• _Tasks and exercises_:
(A) According to the writing tips, which tag should be used whenever possible?
(B) Carry on the list of writing tips, starting after its last item.

• _Text extract_:

==========

Monday, March 28, 2005
How to Present Your Best Work
How to Achieve Your Best Work
Presented by Louise Bergmann DuMont At the NJCWG Meeting – 2/14/05
1. First and Fired-up – Your first words need to create the maximum impact. Jump into the action and leave the explanation for later. Start where the story is most interesting.
2. Powerful Authors Write Powerful Prose – Leave the passive voice to the timid (and the unpublished) authors. Use direct speech. Write in active voice.
3. Write Regularly – If you want to be a published author, you must practice your craft. Don’t think about writing. Don’t dream about writing. WRITE.
4. Scary Stuff – Figure out what stops you from writing and remove those obstacles. No worthy goal is without a challenge.
5. Know the Rules of Writing – Grammar and spelling are not optional skills You don’t have permission to break the rules until you use them effectively.
6. Long Range Plan – Accept the fact that no matter what your degree, no matter how much you want to be a writer, you must learn the game before the pros will let you play.
7. Industry Standards – Writing is the easy part, understanding the industry that will allow you publish your writing is a whole other matter. To play this game you need to know the rules, gather your gear, use your writing tools effectively, and practice, practice, practice. Only then will big boys let you play.
8. Visual Sells – SHOW, don’t TELL your story. We live in a movie hungry society. Your writing needs to reel itself out; one frame at a time, image after image.
9. Conflict Makes the Story ‘Pop’ – Everything is built on conflict. Life is a study in conflict. Your manuscript may involve internal conflict or the conflict may be produced externally – but there should always be conflict.
10. Tags – use the invisible tag “said” whenever possible.
11. Mix It Up – Use both narrative and dialog as is appropriate.
12. Narrative – Strong nouns and active verbs are the key to good narrative.
13. Dialog – Listen to people talk and write real conversation. Condense the dialog where necessary but make sure it flows naturally. Read it out loud to see if you stumble over words or phrases.
14. The Rule of Three – The triangle provides the simplest and one of the strongest structures in nature, and in writing
15. Outline – always, Always, ALWAYS outline before you start writing. Your outline can be as simple as three sentences that produce the opening, the body and the closing – but you must have some knowledge of the structure of your piece before you begin writing. Once you know where you are going, you have a better chance of achieving your goal. The five minutes you take to sort out your story will save you an hour’s worth of rewrites.
16. Ebb and Flow – Stories and articles must rise and fall like the tide. Start with the hook, back-up with some explanation, build toward a climax, let the pace fall back slightly, and then place another hook to get the reader to turn the page or continue to the next chapter.
17. Everything must have a purpose – Don’t throw a clue into a mystery if you aren’t going to have the detective follow up on it. Don’t add characters that are not important. Don’t allow the plot to take rabbit trails that lead nowhere. If it has no purpose – toss it.

==========

• _Data excerpts_:

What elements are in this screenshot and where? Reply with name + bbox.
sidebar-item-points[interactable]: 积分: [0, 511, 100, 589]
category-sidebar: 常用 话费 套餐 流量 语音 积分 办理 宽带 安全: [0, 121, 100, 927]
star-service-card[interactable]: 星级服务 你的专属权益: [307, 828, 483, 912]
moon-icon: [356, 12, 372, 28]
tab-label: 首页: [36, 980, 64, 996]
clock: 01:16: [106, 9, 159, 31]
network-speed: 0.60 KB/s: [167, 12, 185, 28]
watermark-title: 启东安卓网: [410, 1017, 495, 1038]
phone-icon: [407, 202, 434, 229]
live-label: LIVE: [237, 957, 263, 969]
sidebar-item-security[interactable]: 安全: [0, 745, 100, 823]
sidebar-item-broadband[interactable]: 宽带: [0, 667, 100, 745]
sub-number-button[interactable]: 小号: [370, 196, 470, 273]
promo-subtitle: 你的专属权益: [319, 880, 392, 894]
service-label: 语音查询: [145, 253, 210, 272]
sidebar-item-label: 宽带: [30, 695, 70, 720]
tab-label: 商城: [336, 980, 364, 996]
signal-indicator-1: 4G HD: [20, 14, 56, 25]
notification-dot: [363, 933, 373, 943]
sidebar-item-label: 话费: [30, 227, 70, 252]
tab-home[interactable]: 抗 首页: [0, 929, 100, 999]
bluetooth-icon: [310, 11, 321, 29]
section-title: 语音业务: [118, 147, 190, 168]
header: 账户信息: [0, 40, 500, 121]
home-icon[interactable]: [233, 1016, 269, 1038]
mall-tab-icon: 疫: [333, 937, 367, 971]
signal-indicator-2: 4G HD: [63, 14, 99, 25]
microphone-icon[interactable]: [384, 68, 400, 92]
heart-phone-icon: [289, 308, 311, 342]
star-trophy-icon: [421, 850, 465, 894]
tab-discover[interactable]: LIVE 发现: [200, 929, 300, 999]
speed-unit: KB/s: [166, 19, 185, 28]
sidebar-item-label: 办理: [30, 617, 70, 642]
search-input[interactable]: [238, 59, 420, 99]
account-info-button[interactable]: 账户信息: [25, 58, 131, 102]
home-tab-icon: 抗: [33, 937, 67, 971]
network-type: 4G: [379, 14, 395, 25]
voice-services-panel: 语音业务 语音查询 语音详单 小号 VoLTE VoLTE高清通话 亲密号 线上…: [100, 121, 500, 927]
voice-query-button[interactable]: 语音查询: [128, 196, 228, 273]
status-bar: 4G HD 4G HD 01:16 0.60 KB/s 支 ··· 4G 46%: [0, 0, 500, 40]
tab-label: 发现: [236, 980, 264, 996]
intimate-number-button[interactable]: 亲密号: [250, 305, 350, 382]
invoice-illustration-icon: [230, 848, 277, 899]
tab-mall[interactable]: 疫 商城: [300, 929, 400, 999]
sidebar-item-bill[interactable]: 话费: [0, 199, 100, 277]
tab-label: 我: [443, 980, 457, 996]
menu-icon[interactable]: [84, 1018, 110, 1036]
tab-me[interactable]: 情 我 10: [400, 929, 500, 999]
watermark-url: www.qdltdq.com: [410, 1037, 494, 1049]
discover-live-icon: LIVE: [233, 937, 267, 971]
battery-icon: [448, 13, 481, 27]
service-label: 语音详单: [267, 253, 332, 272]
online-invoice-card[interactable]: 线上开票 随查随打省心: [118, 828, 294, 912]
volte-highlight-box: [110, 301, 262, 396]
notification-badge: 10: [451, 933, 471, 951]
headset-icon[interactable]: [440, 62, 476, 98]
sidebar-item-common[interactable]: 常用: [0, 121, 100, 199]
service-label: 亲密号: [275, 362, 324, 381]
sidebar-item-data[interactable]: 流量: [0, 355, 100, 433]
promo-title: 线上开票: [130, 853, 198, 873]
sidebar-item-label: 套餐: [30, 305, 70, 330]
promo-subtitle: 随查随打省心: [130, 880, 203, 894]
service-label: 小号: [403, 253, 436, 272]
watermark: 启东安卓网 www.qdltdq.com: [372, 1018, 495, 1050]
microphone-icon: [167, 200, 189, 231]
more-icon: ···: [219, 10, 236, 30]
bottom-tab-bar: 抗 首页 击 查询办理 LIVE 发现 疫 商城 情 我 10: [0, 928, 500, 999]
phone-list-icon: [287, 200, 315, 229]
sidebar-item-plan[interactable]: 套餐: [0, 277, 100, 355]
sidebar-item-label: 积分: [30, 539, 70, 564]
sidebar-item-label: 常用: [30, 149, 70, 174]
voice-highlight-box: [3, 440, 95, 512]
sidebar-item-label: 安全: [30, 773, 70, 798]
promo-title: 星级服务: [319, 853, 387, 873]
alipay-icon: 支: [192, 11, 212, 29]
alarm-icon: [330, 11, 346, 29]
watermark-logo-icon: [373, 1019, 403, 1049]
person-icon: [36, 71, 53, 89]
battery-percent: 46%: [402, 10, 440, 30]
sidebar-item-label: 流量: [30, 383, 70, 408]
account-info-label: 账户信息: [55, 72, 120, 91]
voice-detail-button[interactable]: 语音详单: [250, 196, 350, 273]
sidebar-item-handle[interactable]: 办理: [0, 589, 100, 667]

==========

• _Expected responses_:
(A) The invisible tag "said."

(B)
18. Don’t feed the reader – Forced dialog that is used simply to convey information, is bad writing.
19. POV (Point of View) – pick your point of view before you start writing. Stick with it throughout the piece. Head popping (moving from one POV to another) gives the reader a headache.
20. Reality Isn’t Just for TV – Make sure your characters ring true. Would your heroine REALLY do or say what you’ve asked her to?
21. Negatives – Don’t overuse negative statements or words.
22. Questions – When you ask a question; be sure to answer it. Rhetorical questions only work on occasion. Use questions sparingly.
23. Antagonist / Protagonist – No one is all good or all bad. To create believable characters, allow your protagonist some bad habits and give your antagonist some redeeming qualities.
24. Know Your Character / Your Setting / Your Story – Don’t try to write a story about things you don’t know (unless you are willing to do a LOT of research). It will only make you look foolish. Stick with what you know until you get a better handle on what you don’t know.
25. Avoid Commentary – Give your reader credit for being an intelligent human being. Avoid explaining everything and telling the reader what they should think, feel, do and believe. Lay out a good story and allow your reader to draw their own conclusions.
26. Entertain – Even individuals who read nonfiction want to be entertained to some extent. You can make your nonfiction interesting by quoting authorities and using descriptive narrative.
27. Repetition – Do not repeat the same word (or similar sounding words) in connecting sentences and be sure to vary the length of your sentences. Use ‘he’, ‘the boy’ and ‘Charlie' instead of constantly referring to your character by name. Buy a thesaurus and expand your vocabulary. Use language exercises to teach yourself how to say the same thing in a dozen different ways.
28. Audience – Know your audience. It is always about the reader.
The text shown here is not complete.